(Stated goal) Below you will find a set of lines. Repeat them all exactly.

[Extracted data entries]

============================================================

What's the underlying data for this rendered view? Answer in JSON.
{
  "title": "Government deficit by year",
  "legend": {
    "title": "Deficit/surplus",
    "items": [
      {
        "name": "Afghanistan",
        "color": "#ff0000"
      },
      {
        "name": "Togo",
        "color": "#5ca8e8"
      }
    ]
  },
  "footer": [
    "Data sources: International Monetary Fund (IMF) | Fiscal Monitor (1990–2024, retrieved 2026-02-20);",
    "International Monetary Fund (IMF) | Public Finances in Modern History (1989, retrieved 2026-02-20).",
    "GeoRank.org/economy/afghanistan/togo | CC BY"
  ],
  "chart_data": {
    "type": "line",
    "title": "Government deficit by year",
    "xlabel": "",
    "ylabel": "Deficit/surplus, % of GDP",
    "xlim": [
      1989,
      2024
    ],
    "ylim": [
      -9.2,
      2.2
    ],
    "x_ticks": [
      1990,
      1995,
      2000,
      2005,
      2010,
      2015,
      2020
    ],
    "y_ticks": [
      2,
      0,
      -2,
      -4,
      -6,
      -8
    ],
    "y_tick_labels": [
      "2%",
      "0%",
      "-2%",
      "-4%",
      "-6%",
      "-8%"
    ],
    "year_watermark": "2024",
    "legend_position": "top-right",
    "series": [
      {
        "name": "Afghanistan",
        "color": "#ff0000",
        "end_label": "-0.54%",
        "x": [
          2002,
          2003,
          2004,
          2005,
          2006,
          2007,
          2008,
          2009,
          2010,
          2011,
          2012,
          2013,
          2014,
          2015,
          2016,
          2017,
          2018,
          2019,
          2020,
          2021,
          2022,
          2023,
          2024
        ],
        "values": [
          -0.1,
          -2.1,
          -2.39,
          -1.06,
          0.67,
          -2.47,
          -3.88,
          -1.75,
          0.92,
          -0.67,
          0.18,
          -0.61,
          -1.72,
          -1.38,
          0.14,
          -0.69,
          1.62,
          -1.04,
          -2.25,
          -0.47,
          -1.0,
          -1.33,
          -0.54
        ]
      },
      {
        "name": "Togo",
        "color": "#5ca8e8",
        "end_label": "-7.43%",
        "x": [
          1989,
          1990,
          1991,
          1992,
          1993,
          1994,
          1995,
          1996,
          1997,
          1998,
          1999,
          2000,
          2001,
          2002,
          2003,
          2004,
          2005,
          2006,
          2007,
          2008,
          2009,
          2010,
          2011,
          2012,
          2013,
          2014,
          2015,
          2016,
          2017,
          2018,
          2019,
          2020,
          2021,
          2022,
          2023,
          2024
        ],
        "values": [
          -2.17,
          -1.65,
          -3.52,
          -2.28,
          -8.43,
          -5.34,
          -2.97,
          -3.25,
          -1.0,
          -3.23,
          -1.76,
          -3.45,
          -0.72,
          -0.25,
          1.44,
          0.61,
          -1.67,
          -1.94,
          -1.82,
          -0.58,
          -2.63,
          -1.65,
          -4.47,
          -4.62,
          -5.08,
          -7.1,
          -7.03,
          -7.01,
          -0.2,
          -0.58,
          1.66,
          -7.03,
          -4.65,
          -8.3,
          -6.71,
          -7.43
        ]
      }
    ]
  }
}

============================================================

(Response below)
What's the underlying data for this rendered view? Answer in JSON.
{
  "title": "Government deficit by year",
  "legend": {
    "title": "Deficit/surplus",
    "items": [
      {
        "name": "Afghanistan",
        "color": "#ff0000"
      },
      {
        "name": "Togo",
        "color": "#5ca8e8"
      }
    ]
  },
  "footer": [
    "Data sources: International Monetary Fund (IMF) | Fiscal Monitor (1990–2024, retrieved 2026-02-20);",
    "International Monetary Fund (IMF) | Public Finances in Modern History (1989, retrieved 2026-02-20).",
    "GeoRank.org/economy/afghanistan/togo | CC BY"
  ],
  "chart_data": {
    "type": "line",
    "title": "Government deficit by year",
    "xlabel": "",
    "ylabel": "Deficit/surplus, % of GDP",
    "xlim": [
      1989,
      2024
    ],
    "ylim": [
      -9.2,
      2.2
    ],
    "x_ticks": [
      1990,
      1995,
      2000,
      2005,
      2010,
      2015,
      2020
    ],
    "y_ticks": [
      2,
      0,
      -2,
      -4,
      -6,
      -8
    ],
    "y_tick_labels": [
      "2%",
      "0%",
      "-2%",
      "-4%",
      "-6%",
      "-8%"
    ],
    "year_watermark": "2024",
    "legend_position": "top-right",
    "series": [
      {
        "name": "Afghanistan",
        "color": "#ff0000",
        "end_label": "-0.54%",
        "x": [
          2002,
          2003,
          2004,
          2005,
          2006,
          2007,
          2008,
          2009,
          2010,
          2011,
          2012,
          2013,
          2014,
          2015,
          2016,
          2017,
          2018,
          2019,
          2020,
          2021,
          2022,
          2023,
          2024
        ],
        "values": [
          -0.1,
          -2.1,
          -2.39,
          -1.06,
          0.67,
          -2.47,
          -3.88,
          -1.75,
          0.92,
          -0.67,
          0.18,
          -0.61,
          -1.72,
          -1.38,
          0.14,
          -0.69,
          1.62,
          -1.04,
          -2.25,
          -0.47,
          -1.0,
          -1.33,
          -0.54
        ]
      },
      {
        "name": "Togo",
        "color": "#5ca8e8",
        "end_label": "-7.43%",
        "x": [
          1989,
          1990,
          1991,
          1992,
          1993,
          1994,
          1995,
          1996,
          1997,
          1998,
          1999,
          2000,
          2001,
          2002,
          2003,
          2004,
          2005,
          2006,
          2007,
          2008,
          2009,
          2010,
          2011,
          2012,
          2013,
          2014,
          2015,
          2016,
          2017,
          2018,
          2019,
          2020,
          2021,
          2022,
          2023,
          2024
        ],
        "values": [
          -2.17,
          -1.65,
          -3.52,
          -2.28,
          -8.43,
          -5.34,
          -2.97,
          -3.25,
          -1.0,
          -3.23,
          -1.76,
          -3.45,
          -0.72,
          -0.25,
          1.44,
          0.61,
          -1.67,
          -1.94,
          -1.82,
          -0.58,
          -2.63,
          -1.65,
          -4.47,
          -4.62,
          -5.08,
          -7.1,
          -7.03,
          -7.01,
          -0.2,
          -0.58,
          1.66,
          -7.03,
          -4.65,
          -8.3,
          -6.71,
          -7.43
        ]
      }
    ]
  }
}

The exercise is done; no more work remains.